[Start]
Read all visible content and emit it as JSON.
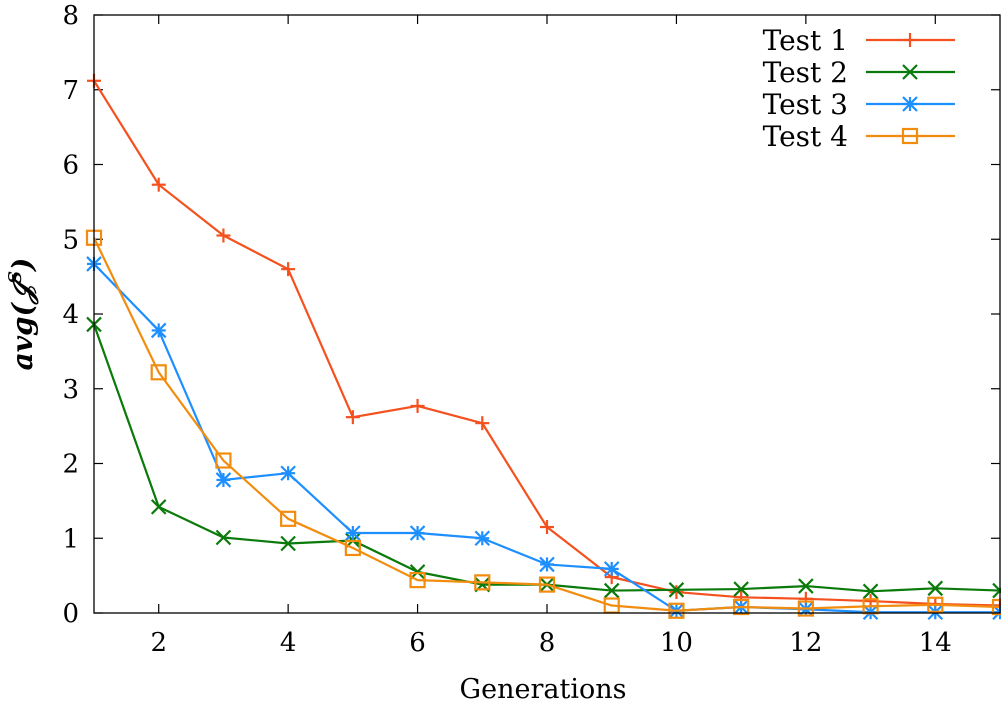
{
  "chart_data": {
    "type": "line",
    "title": "",
    "xlabel": "Generations",
    "ylabel": "avg(𝒥",
    "ylabel_sup": "S",
    "ylabel_close": ")",
    "xlim": [
      1,
      15
    ],
    "ylim": [
      0,
      8
    ],
    "xticks": [
      2,
      4,
      6,
      8,
      10,
      12,
      14
    ],
    "yticks": [
      0,
      1,
      2,
      3,
      4,
      5,
      6,
      7,
      8
    ],
    "grid": false,
    "legend_position": "top-right",
    "x": [
      1,
      2,
      3,
      4,
      5,
      6,
      7,
      8,
      9,
      10,
      11,
      12,
      13,
      14,
      15
    ],
    "series": [
      {
        "name": "Test 1",
        "color": "#f4511e",
        "marker": "plus",
        "values": [
          7.12,
          5.73,
          5.05,
          4.6,
          2.62,
          2.77,
          2.54,
          1.15,
          0.48,
          0.28,
          0.21,
          0.19,
          0.16,
          0.12,
          0.1
        ]
      },
      {
        "name": "Test 2",
        "color": "#0a7a0a",
        "marker": "cross",
        "values": [
          3.86,
          1.42,
          1.01,
          0.93,
          0.97,
          0.55,
          0.38,
          0.38,
          0.3,
          0.31,
          0.32,
          0.36,
          0.29,
          0.33,
          0.3
        ]
      },
      {
        "name": "Test 3",
        "color": "#1e8fff",
        "marker": "star",
        "values": [
          4.67,
          3.78,
          1.78,
          1.87,
          1.07,
          1.07,
          1.0,
          0.65,
          0.59,
          0.03,
          0.08,
          0.05,
          0.01,
          0.01,
          0.01
        ]
      },
      {
        "name": "Test 4",
        "color": "#f28c0f",
        "marker": "square",
        "values": [
          5.02,
          3.22,
          2.04,
          1.26,
          0.87,
          0.44,
          0.41,
          0.38,
          0.1,
          0.03,
          0.08,
          0.06,
          0.09,
          0.11,
          0.08
        ]
      }
    ]
  }
}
[End]
The records above should be reproduced exactly, with no pictures included.

Read all visible content and emit it as JSON.
{
  "chart_data": {
    "type": "line",
    "title": "",
    "xlabel": "Generations",
    "ylabel": "avg(𝒥",
    "ylabel_sup": "S",
    "ylabel_close": ")",
    "xlim": [
      1,
      15
    ],
    "ylim": [
      0,
      8
    ],
    "xticks": [
      2,
      4,
      6,
      8,
      10,
      12,
      14
    ],
    "yticks": [
      0,
      1,
      2,
      3,
      4,
      5,
      6,
      7,
      8
    ],
    "grid": false,
    "legend_position": "top-right",
    "x": [
      1,
      2,
      3,
      4,
      5,
      6,
      7,
      8,
      9,
      10,
      11,
      12,
      13,
      14,
      15
    ],
    "series": [
      {
        "name": "Test 1",
        "color": "#f4511e",
        "marker": "plus",
        "values": [
          7.12,
          5.73,
          5.05,
          4.6,
          2.62,
          2.77,
          2.54,
          1.15,
          0.48,
          0.28,
          0.21,
          0.19,
          0.16,
          0.12,
          0.1
        ]
      },
      {
        "name": "Test 2",
        "color": "#0a7a0a",
        "marker": "cross",
        "values": [
          3.86,
          1.42,
          1.01,
          0.93,
          0.97,
          0.55,
          0.38,
          0.38,
          0.3,
          0.31,
          0.32,
          0.36,
          0.29,
          0.33,
          0.3
        ]
      },
      {
        "name": "Test 3",
        "color": "#1e8fff",
        "marker": "star",
        "values": [
          4.67,
          3.78,
          1.78,
          1.87,
          1.07,
          1.07,
          1.0,
          0.65,
          0.59,
          0.03,
          0.08,
          0.05,
          0.01,
          0.01,
          0.01
        ]
      },
      {
        "name": "Test 4",
        "color": "#f28c0f",
        "marker": "square",
        "values": [
          5.02,
          3.22,
          2.04,
          1.26,
          0.87,
          0.44,
          0.41,
          0.38,
          0.1,
          0.03,
          0.08,
          0.06,
          0.09,
          0.11,
          0.08
        ]
      }
    ]
  }
}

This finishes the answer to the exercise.